[begin Rows]
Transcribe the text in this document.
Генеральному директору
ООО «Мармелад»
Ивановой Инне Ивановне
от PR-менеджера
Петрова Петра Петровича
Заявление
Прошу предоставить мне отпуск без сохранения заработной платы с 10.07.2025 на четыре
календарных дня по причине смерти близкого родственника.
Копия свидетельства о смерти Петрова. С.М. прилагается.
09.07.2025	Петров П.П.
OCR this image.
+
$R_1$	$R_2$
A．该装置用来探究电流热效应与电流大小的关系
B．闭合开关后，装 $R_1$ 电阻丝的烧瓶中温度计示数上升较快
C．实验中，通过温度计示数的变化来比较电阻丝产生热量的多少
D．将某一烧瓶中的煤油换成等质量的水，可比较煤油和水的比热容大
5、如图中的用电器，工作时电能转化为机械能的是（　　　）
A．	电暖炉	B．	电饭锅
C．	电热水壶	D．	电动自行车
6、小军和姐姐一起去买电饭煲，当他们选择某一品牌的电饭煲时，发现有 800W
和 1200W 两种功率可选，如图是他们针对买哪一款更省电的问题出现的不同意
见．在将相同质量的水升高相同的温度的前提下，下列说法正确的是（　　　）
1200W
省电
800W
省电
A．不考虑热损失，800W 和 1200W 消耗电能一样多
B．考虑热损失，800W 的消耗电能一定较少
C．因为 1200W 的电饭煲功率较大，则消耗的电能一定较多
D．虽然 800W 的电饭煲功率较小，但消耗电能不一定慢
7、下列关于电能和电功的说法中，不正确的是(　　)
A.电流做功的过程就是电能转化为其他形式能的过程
[end Rows]
* Short exercise
Search the data for "this". Copy every matching line.

* Full output
Transcribe the text in this document.
OCR this image.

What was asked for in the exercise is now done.